=== Set problem ===
In the records, update the part that opens with the line containing "- x-tick-label: EV: [891, 447, 913, 472]" and closes with the line containing "- y-tick-label: 8: [1550, 52, 1562, 74]": replace "chart-title" with "panel-title" and leave everything else unchanged. Give only those lines.
-------- Data provided --------
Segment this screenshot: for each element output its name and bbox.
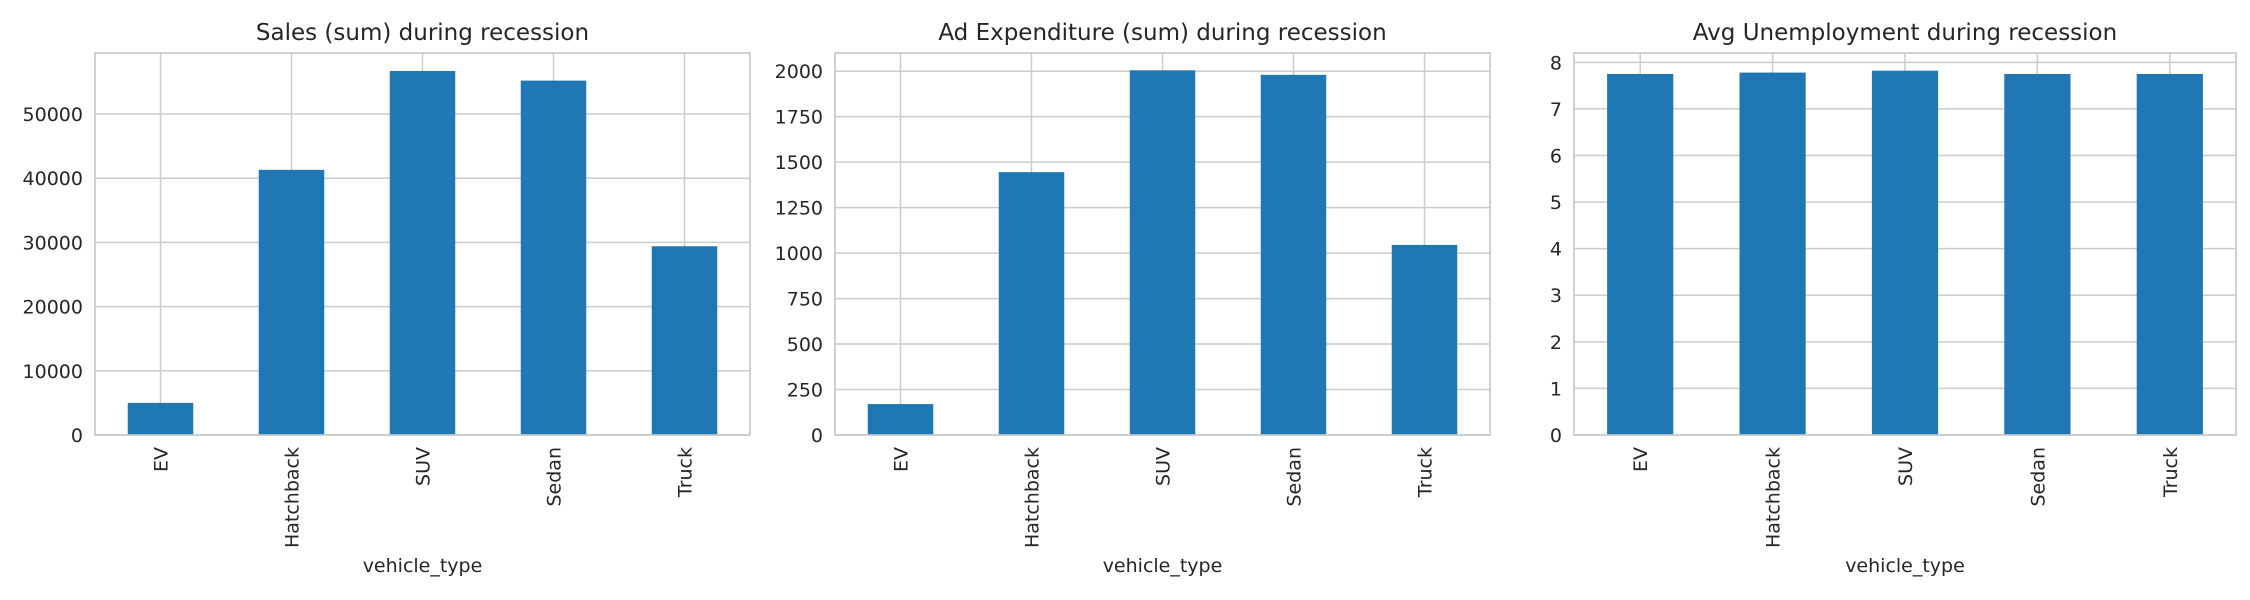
- x-tick-label: EV: [891, 447, 913, 472]
- chart-title: Ad Expenditure (sum) during recession: [938, 20, 1386, 46]
- y-tick-label: 4: [1550, 239, 1562, 261]
- y-tick-label: 1: [1550, 378, 1562, 400]
- y-tick-label: 500: [787, 334, 823, 356]
- y-tick-label: 8: [1550, 52, 1562, 74]
- y-tick-label: 0: [811, 425, 823, 447]
- y-tick-label: 50000: [23, 104, 83, 126]
- bar-truck: [651, 246, 718, 435]
- bar-hatchback: [258, 169, 325, 436]
- plot-border: [834, 52, 1491, 436]
- y-tick-label: 2: [1550, 332, 1562, 354]
- x-tick-label: Truck: [1415, 447, 1437, 498]
- bar-truck: [1391, 244, 1458, 435]
- chart-panel-3: 0 1 2 3 4 5 6 7 8 EV Hatchback SUV Sedan Truck vehicle…: [1550, 20, 2237, 577]
- bar-hatchback: [1739, 72, 1806, 435]
- bar-suv: [1871, 70, 1939, 435]
- y-tick-label: 6: [1550, 145, 1562, 167]
- bar-sedan: [2004, 73, 2071, 436]
- y-tick-label: 250: [787, 380, 823, 402]
- y-tick-label: 3: [1550, 285, 1562, 307]
- bar-suv: [1129, 70, 1196, 436]
- y-tick-label: 1750: [775, 107, 823, 129]
- bar-ev: [867, 404, 934, 435]
- y-tick-label: 0: [71, 425, 83, 447]
- bar-hatchback: [998, 172, 1065, 435]
- y-tick-label: 40000: [23, 168, 83, 190]
- chart-title: Sales (sum) during recession: [256, 20, 589, 46]
- x-tick-label: EV: [1630, 447, 1652, 472]
- y-tick-label: 5: [1550, 192, 1562, 214]
- y-tick-label: 20000: [23, 297, 83, 319]
- bar-truck: [2136, 73, 2203, 436]
- chart-panel-1: 0 10000 20000 30000 40000 50000 EV Hatchback SUV…: [23, 20, 751, 577]
- x-tick-label: Sedan: [2027, 447, 2049, 507]
- chart-title: Avg Unemployment during recession: [1693, 20, 2117, 46]
- bar-sedan: [1260, 74, 1327, 435]
- x-tick-label: Sedan: [1284, 447, 1306, 507]
- x-tick-label: Sedan: [544, 447, 566, 507]
- x-tick-label: Hatchback: [282, 447, 304, 548]
- x-tick-label: Hatchback: [1022, 447, 1044, 548]
- y-tick-label: 750: [787, 289, 823, 311]
- x-axis-label: vehicle_type: [363, 555, 483, 577]
- x-tick-label: EV: [151, 447, 173, 472]
- y-tick-label: 10000: [23, 361, 83, 383]
- bar-ev: [1607, 73, 1674, 436]
- x-tick-label: SUV: [413, 447, 435, 486]
- y-tick-label: 1000: [775, 243, 823, 265]
- y-tick-label: 7: [1550, 99, 1562, 121]
- bar-ev: [127, 402, 194, 435]
- x-tick-label: Truck: [2160, 447, 2182, 498]
- y-tick-label: 1250: [775, 198, 823, 220]
- x-tick-label: Hatchback: [1763, 447, 1785, 548]
- chart-panel-2: 0 250 500 750 1000 1250 1500 1750 2000 EV Hatchbac…: [775, 20, 1491, 577]
- x-tick-label: SUV: [1153, 447, 1175, 486]
- plot-border: [94, 52, 751, 436]
- y-tick-label: 1500: [775, 152, 823, 174]
- bar-suv: [389, 70, 456, 435]
- y-tick-label: 30000: [23, 232, 83, 254]
- plot-border: [1573, 52, 2237, 436]
- x-tick-label: SUV: [1895, 447, 1917, 486]
- x-tick-label: Truck: [675, 447, 697, 498]
- x-axis-label: vehicle_type: [1103, 555, 1223, 577]
- x-axis-label: vehicle_type: [1845, 555, 1965, 577]
- bar-sedan: [520, 80, 587, 435]
- y-tick-label: 2000: [775, 61, 823, 83]
- y-tick-label: 0: [1550, 425, 1562, 447]
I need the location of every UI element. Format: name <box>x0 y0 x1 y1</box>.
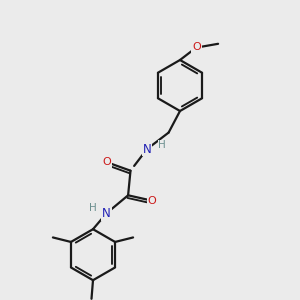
Text: H: H <box>158 140 166 151</box>
Text: O: O <box>103 157 112 167</box>
Text: N: N <box>102 207 111 220</box>
Text: O: O <box>148 196 157 206</box>
Text: N: N <box>142 142 152 156</box>
Text: H: H <box>89 203 97 213</box>
Text: O: O <box>192 42 201 52</box>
--------
=== Answer for this exercise ===
- x-tick-label: EV: [891, 447, 913, 472]
- panel-title: Ad Expenditure (sum) during recession: [938, 20, 1386, 46]
- y-tick-label: 4: [1550, 239, 1562, 261]
- y-tick-label: 1: [1550, 378, 1562, 400]
- y-tick-label: 500: [787, 334, 823, 356]
- y-tick-label: 8: [1550, 52, 1562, 74]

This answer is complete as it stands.